**Goal**:
Reproduce the data exactly and drop any pictures it holds.

**Data section**:
━━━━━━━━

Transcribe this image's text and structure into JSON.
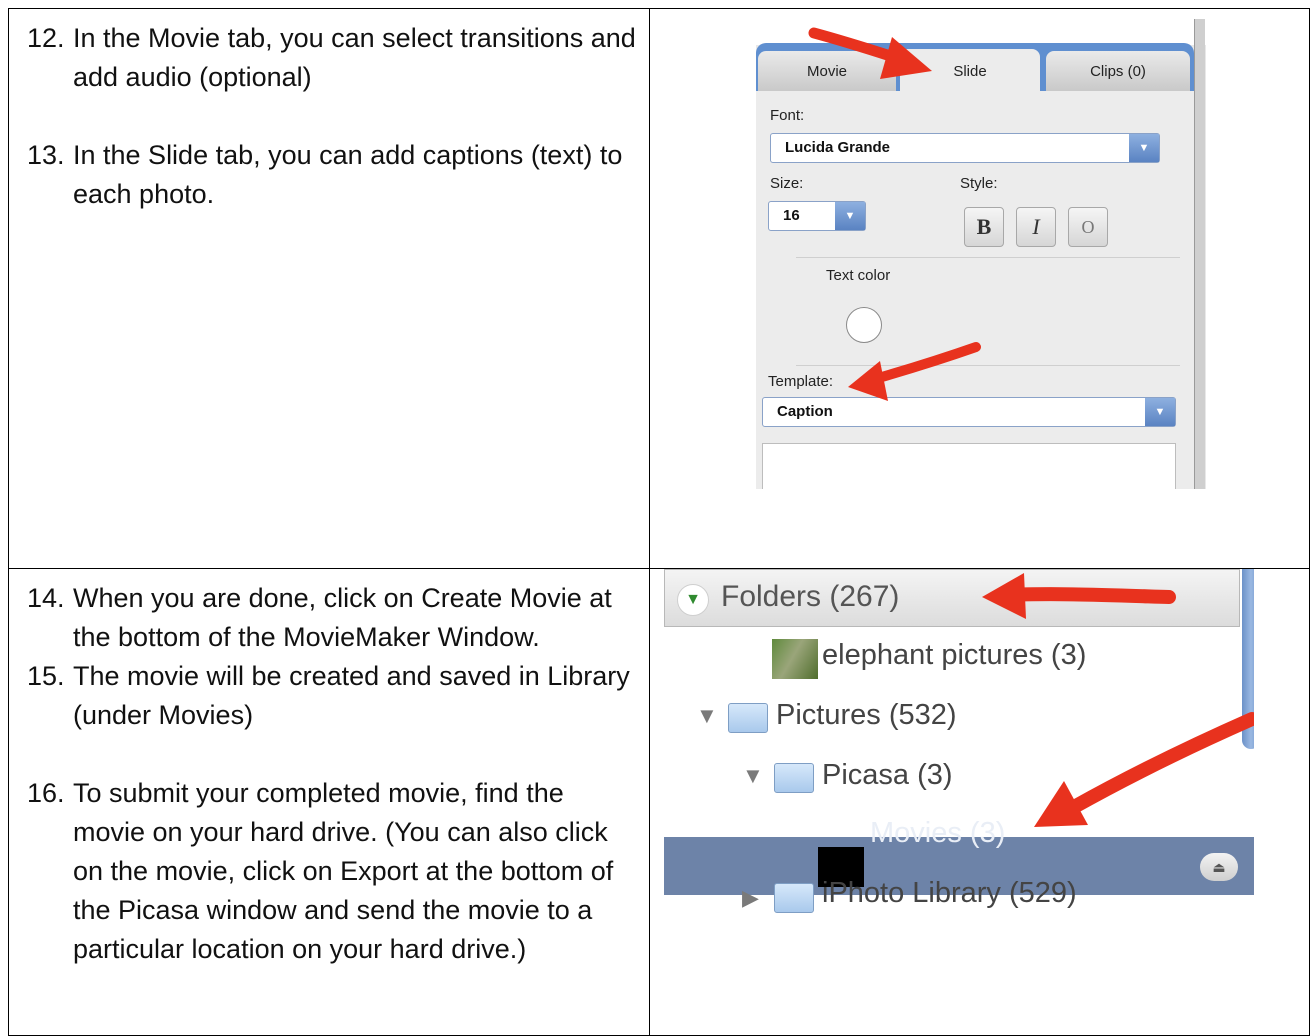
{
  "steps": [
    {
      "num": "12.",
      "text": "In the Movie tab, you can select transitions and add audio (optional)"
    },
    {
      "num": "13.",
      "text": "In the Slide tab, you can add captions (text) to each photo."
    },
    {
      "num": "14.",
      "text": "When you are done, click on Create Movie at the bottom of the MovieMaker Window."
    },
    {
      "num": "15.",
      "text": "The movie will be created and saved in Library (under Movies)"
    },
    {
      "num": "16.",
      "text": "To submit your completed movie, find the movie on your hard drive. (You can also click on the movie, click on Export at the bottom of the Picasa window and send the movie to a particular location on your hard drive.)"
    }
  ],
  "slide_panel": {
    "tabs": {
      "movie": "Movie",
      "slide": "Slide",
      "clips": "Clips (0)"
    },
    "font_label": "Font:",
    "font_value": "Lucida Grande",
    "size_label": "Size:",
    "size_value": "16",
    "style_label": "Style:",
    "style_buttons": {
      "bold": "B",
      "italic": "I",
      "outline": "O"
    },
    "text_color_label": "Text color",
    "template_label": "Template:",
    "template_value": "Caption",
    "arrow_color": "#e8321e"
  },
  "folder_list": {
    "header": "Folders (267)",
    "items": [
      {
        "label": "elephant pictures (3)"
      },
      {
        "label": "Pictures (532)"
      },
      {
        "label": "Picasa (3)"
      },
      {
        "label": "Movies (3)"
      },
      {
        "label": "iPhoto Library (529)"
      }
    ],
    "selection_color": "#6d83a8"
  }
}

━━━━━━━━

**Result below**:
Transcribe this image's text and structure into JSON.
{
  "steps": [
    {
      "num": "12.",
      "text": "In the Movie tab, you can select transitions and add audio (optional)"
    },
    {
      "num": "13.",
      "text": "In the Slide tab, you can add captions (text) to each photo."
    },
    {
      "num": "14.",
      "text": "When you are done, click on Create Movie at the bottom of the MovieMaker Window."
    },
    {
      "num": "15.",
      "text": "The movie will be created and saved in Library (under Movies)"
    },
    {
      "num": "16.",
      "text": "To submit your completed movie, find the movie on your hard drive. (You can also click on the movie, click on Export at the bottom of the Picasa window and send the movie to a particular location on your hard drive.)"
    }
  ],
  "slide_panel": {
    "tabs": {
      "movie": "Movie",
      "slide": "Slide",
      "clips": "Clips (0)"
    },
    "font_label": "Font:",
    "font_value": "Lucida Grande",
    "size_label": "Size:",
    "size_value": "16",
    "style_label": "Style:",
    "style_buttons": {
      "bold": "B",
      "italic": "I",
      "outline": "O"
    },
    "text_color_label": "Text color",
    "template_label": "Template:",
    "template_value": "Caption",
    "arrow_color": "#e8321e"
  },
  "folder_list": {
    "header": "Folders (267)",
    "items": [
      {
        "label": "elephant pictures (3)"
      },
      {
        "label": "Pictures (532)"
      },
      {
        "label": "Picasa (3)"
      },
      {
        "label": "Movies (3)"
      },
      {
        "label": "iPhoto Library (529)"
      }
    ],
    "selection_color": "#6d83a8"
  }
}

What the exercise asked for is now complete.